> [EXERCISE]: Without the images, print all the entries below exactly as given.

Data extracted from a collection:
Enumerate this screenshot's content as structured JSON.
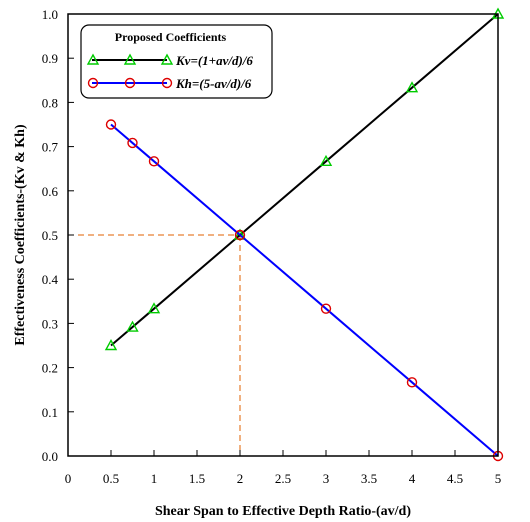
{
  "chart_data": {
    "type": "line",
    "xlabel": "Shear Span to Effective Depth Ratio-(av/d)",
    "ylabel": "Effectiveness Coefficients-(Kv & Kh)",
    "xlim": [
      0,
      5
    ],
    "ylim": [
      0,
      1
    ],
    "x_ticks": [
      "0",
      "0.5",
      "1",
      "1.5",
      "2",
      "2.5",
      "3",
      "3.5",
      "4",
      "4.5",
      "5"
    ],
    "y_ticks": [
      "0.0",
      "0.1",
      "0.2",
      "0.3",
      "0.4",
      "0.5",
      "0.6",
      "0.7",
      "0.8",
      "0.9",
      "1.0"
    ],
    "grid": false,
    "legend": {
      "placement": "top-left",
      "title": "Proposed Coefficients"
    },
    "series": [
      {
        "name": "Kv=(1+av/d)/6",
        "line_color": "#000000",
        "marker": "triangle",
        "marker_color": "#00cc00",
        "x": [
          0.5,
          0.75,
          1,
          2,
          3,
          4,
          5
        ],
        "y": [
          0.25,
          0.2917,
          0.3333,
          0.5,
          0.6667,
          0.8333,
          1.0
        ]
      },
      {
        "name": "Kh=(5-av/d)/6",
        "line_color": "#0000ff",
        "marker": "circle",
        "marker_color": "#dd0000",
        "x": [
          0.5,
          0.75,
          1,
          2,
          3,
          4,
          5
        ],
        "y": [
          0.75,
          0.7083,
          0.6667,
          0.5,
          0.3333,
          0.1667,
          0.0
        ]
      }
    ],
    "reference_lines": {
      "color": "#e06000",
      "x": 2,
      "y": 0.5
    }
  }
}
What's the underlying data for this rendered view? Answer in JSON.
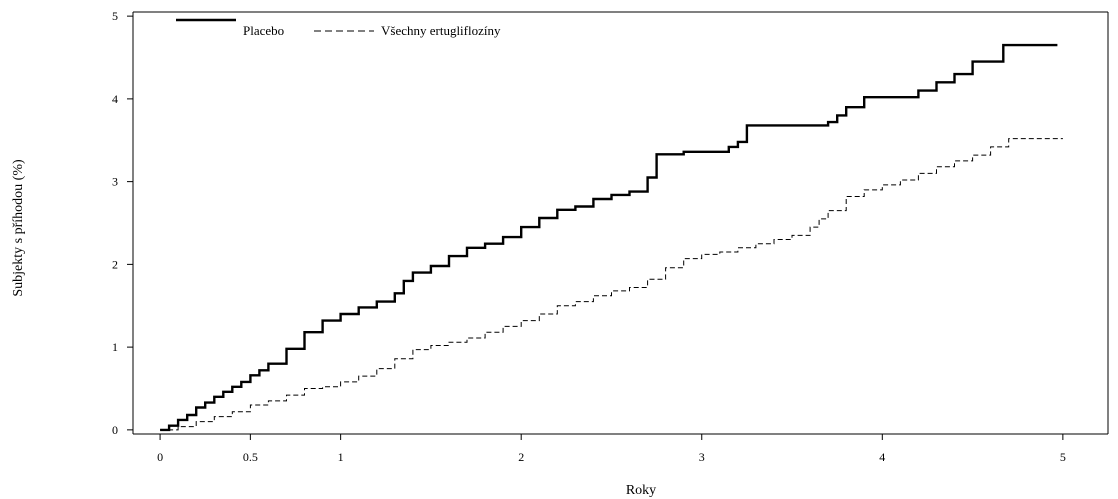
{
  "chart_data": {
    "type": "line",
    "step": true,
    "title": "",
    "xlabel": "Roky",
    "ylabel": "Subjekty s příhodou (%)",
    "xlim": [
      -0.15,
      5.25
    ],
    "ylim": [
      -0.05,
      5.05
    ],
    "xticks": [
      0,
      0.5,
      1,
      2,
      3,
      4,
      5
    ],
    "xtick_labels": [
      "0",
      "0.5",
      "1",
      "2",
      "3",
      "4",
      "5"
    ],
    "yticks": [
      0,
      1,
      2,
      3,
      4,
      5
    ],
    "ytick_labels": [
      "0",
      "1",
      "2",
      "3",
      "4",
      "5"
    ],
    "grid": false,
    "legend_position": "top-left",
    "series": [
      {
        "name": "Placebo",
        "style": "solid",
        "color": "#000000",
        "x": [
          0,
          0.05,
          0.1,
          0.15,
          0.2,
          0.25,
          0.3,
          0.35,
          0.4,
          0.45,
          0.5,
          0.55,
          0.6,
          0.7,
          0.8,
          0.9,
          1.0,
          1.1,
          1.2,
          1.3,
          1.35,
          1.4,
          1.5,
          1.6,
          1.7,
          1.8,
          1.9,
          2.0,
          2.1,
          2.2,
          2.3,
          2.4,
          2.5,
          2.6,
          2.7,
          2.75,
          2.9,
          3.1,
          3.15,
          3.2,
          3.25,
          3.4,
          3.6,
          3.7,
          3.75,
          3.8,
          3.9,
          4.0,
          4.1,
          4.2,
          4.3,
          4.4,
          4.5,
          4.6,
          4.67,
          4.8,
          4.97
        ],
        "y": [
          0,
          0.05,
          0.12,
          0.18,
          0.27,
          0.33,
          0.4,
          0.46,
          0.52,
          0.58,
          0.66,
          0.72,
          0.8,
          0.98,
          1.18,
          1.32,
          1.4,
          1.48,
          1.55,
          1.65,
          1.8,
          1.9,
          1.98,
          2.1,
          2.2,
          2.25,
          2.33,
          2.45,
          2.56,
          2.66,
          2.7,
          2.79,
          2.84,
          2.88,
          3.05,
          3.33,
          3.36,
          3.36,
          3.42,
          3.48,
          3.68,
          3.68,
          3.68,
          3.72,
          3.8,
          3.9,
          4.02,
          4.02,
          4.02,
          4.1,
          4.2,
          4.3,
          4.45,
          4.45,
          4.65,
          4.65,
          4.65
        ]
      },
      {
        "name": "Všechny ertugliflozíny",
        "style": "dashed",
        "color": "#000000",
        "x": [
          0,
          0.1,
          0.2,
          0.3,
          0.4,
          0.5,
          0.6,
          0.7,
          0.8,
          0.9,
          1.0,
          1.1,
          1.2,
          1.3,
          1.4,
          1.5,
          1.6,
          1.7,
          1.8,
          1.9,
          2.0,
          2.1,
          2.2,
          2.3,
          2.4,
          2.5,
          2.6,
          2.7,
          2.8,
          2.9,
          3.0,
          3.1,
          3.2,
          3.3,
          3.4,
          3.5,
          3.6,
          3.65,
          3.7,
          3.8,
          3.9,
          4.0,
          4.1,
          4.2,
          4.3,
          4.4,
          4.5,
          4.6,
          4.7,
          5.0
        ],
        "y": [
          0,
          0.04,
          0.1,
          0.16,
          0.22,
          0.3,
          0.35,
          0.42,
          0.5,
          0.52,
          0.58,
          0.65,
          0.74,
          0.86,
          0.97,
          1.02,
          1.06,
          1.11,
          1.18,
          1.25,
          1.32,
          1.4,
          1.5,
          1.55,
          1.62,
          1.68,
          1.72,
          1.82,
          1.96,
          2.07,
          2.12,
          2.15,
          2.2,
          2.25,
          2.3,
          2.35,
          2.45,
          2.55,
          2.65,
          2.82,
          2.9,
          2.96,
          3.02,
          3.1,
          3.18,
          3.25,
          3.32,
          3.42,
          3.52,
          3.52
        ]
      }
    ]
  }
}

> [ANSWER]:
Enumerate this screenshot's content as structured JSON.
{
  "chart_data": {
    "type": "line",
    "xlabel": "Shear Span to Effective Depth Ratio-(av/d)",
    "ylabel": "Effectiveness Coefficients-(Kv & Kh)",
    "xlim": [
      0,
      5
    ],
    "ylim": [
      0,
      1
    ],
    "x_ticks": [
      "0",
      "0.5",
      "1",
      "1.5",
      "2",
      "2.5",
      "3",
      "3.5",
      "4",
      "4.5",
      "5"
    ],
    "y_ticks": [
      "0.0",
      "0.1",
      "0.2",
      "0.3",
      "0.4",
      "0.5",
      "0.6",
      "0.7",
      "0.8",
      "0.9",
      "1.0"
    ],
    "grid": false,
    "legend": {
      "placement": "top-left",
      "title": "Proposed Coefficients"
    },
    "series": [
      {
        "name": "Kv=(1+av/d)/6",
        "line_color": "#000000",
        "marker": "triangle",
        "marker_color": "#00cc00",
        "x": [
          0.5,
          0.75,
          1,
          2,
          3,
          4,
          5
        ],
        "y": [
          0.25,
          0.2917,
          0.3333,
          0.5,
          0.6667,
          0.8333,
          1.0
        ]
      },
      {
        "name": "Kh=(5-av/d)/6",
        "line_color": "#0000ff",
        "marker": "circle",
        "marker_color": "#dd0000",
        "x": [
          0.5,
          0.75,
          1,
          2,
          3,
          4,
          5
        ],
        "y": [
          0.75,
          0.7083,
          0.6667,
          0.5,
          0.3333,
          0.1667,
          0.0
        ]
      }
    ],
    "reference_lines": {
      "color": "#e06000",
      "x": 2,
      "y": 0.5
    }
  }
}
What's the underlying data for this rendered view? Answer in JSON.
{
  "chart_data": {
    "type": "line",
    "step": true,
    "title": "",
    "xlabel": "Roky",
    "ylabel": "Subjekty s příhodou (%)",
    "xlim": [
      -0.15,
      5.25
    ],
    "ylim": [
      -0.05,
      5.05
    ],
    "xticks": [
      0,
      0.5,
      1,
      2,
      3,
      4,
      5
    ],
    "xtick_labels": [
      "0",
      "0.5",
      "1",
      "2",
      "3",
      "4",
      "5"
    ],
    "yticks": [
      0,
      1,
      2,
      3,
      4,
      5
    ],
    "ytick_labels": [
      "0",
      "1",
      "2",
      "3",
      "4",
      "5"
    ],
    "grid": false,
    "legend_position": "top-left",
    "series": [
      {
        "name": "Placebo",
        "style": "solid",
        "color": "#000000",
        "x": [
          0,
          0.05,
          0.1,
          0.15,
          0.2,
          0.25,
          0.3,
          0.35,
          0.4,
          0.45,
          0.5,
          0.55,
          0.6,
          0.7,
          0.8,
          0.9,
          1.0,
          1.1,
          1.2,
          1.3,
          1.35,
          1.4,
          1.5,
          1.6,
          1.7,
          1.8,
          1.9,
          2.0,
          2.1,
          2.2,
          2.3,
          2.4,
          2.5,
          2.6,
          2.7,
          2.75,
          2.9,
          3.1,
          3.15,
          3.2,
          3.25,
          3.4,
          3.6,
          3.7,
          3.75,
          3.8,
          3.9,
          4.0,
          4.1,
          4.2,
          4.3,
          4.4,
          4.5,
          4.6,
          4.67,
          4.8,
          4.97
        ],
        "y": [
          0,
          0.05,
          0.12,
          0.18,
          0.27,
          0.33,
          0.4,
          0.46,
          0.52,
          0.58,
          0.66,
          0.72,
          0.8,
          0.98,
          1.18,
          1.32,
          1.4,
          1.48,
          1.55,
          1.65,
          1.8,
          1.9,
          1.98,
          2.1,
          2.2,
          2.25,
          2.33,
          2.45,
          2.56,
          2.66,
          2.7,
          2.79,
          2.84,
          2.88,
          3.05,
          3.33,
          3.36,
          3.36,
          3.42,
          3.48,
          3.68,
          3.68,
          3.68,
          3.72,
          3.8,
          3.9,
          4.02,
          4.02,
          4.02,
          4.1,
          4.2,
          4.3,
          4.45,
          4.45,
          4.65,
          4.65,
          4.65
        ]
      },
      {
        "name": "Všechny ertugliflozíny",
        "style": "dashed",
        "color": "#000000",
        "x": [
          0,
          0.1,
          0.2,
          0.3,
          0.4,
          0.5,
          0.6,
          0.7,
          0.8,
          0.9,
          1.0,
          1.1,
          1.2,
          1.3,
          1.4,
          1.5,
          1.6,
          1.7,
          1.8,
          1.9,
          2.0,
          2.1,
          2.2,
          2.3,
          2.4,
          2.5,
          2.6,
          2.7,
          2.8,
          2.9,
          3.0,
          3.1,
          3.2,
          3.3,
          3.4,
          3.5,
          3.6,
          3.65,
          3.7,
          3.8,
          3.9,
          4.0,
          4.1,
          4.2,
          4.3,
          4.4,
          4.5,
          4.6,
          4.7,
          5.0
        ],
        "y": [
          0,
          0.04,
          0.1,
          0.16,
          0.22,
          0.3,
          0.35,
          0.42,
          0.5,
          0.52,
          0.58,
          0.65,
          0.74,
          0.86,
          0.97,
          1.02,
          1.06,
          1.11,
          1.18,
          1.25,
          1.32,
          1.4,
          1.5,
          1.55,
          1.62,
          1.68,
          1.72,
          1.82,
          1.96,
          2.07,
          2.12,
          2.15,
          2.2,
          2.25,
          2.3,
          2.35,
          2.45,
          2.55,
          2.65,
          2.82,
          2.9,
          2.96,
          3.02,
          3.1,
          3.18,
          3.25,
          3.32,
          3.42,
          3.52,
          3.52
        ]
      }
    ]
  }
}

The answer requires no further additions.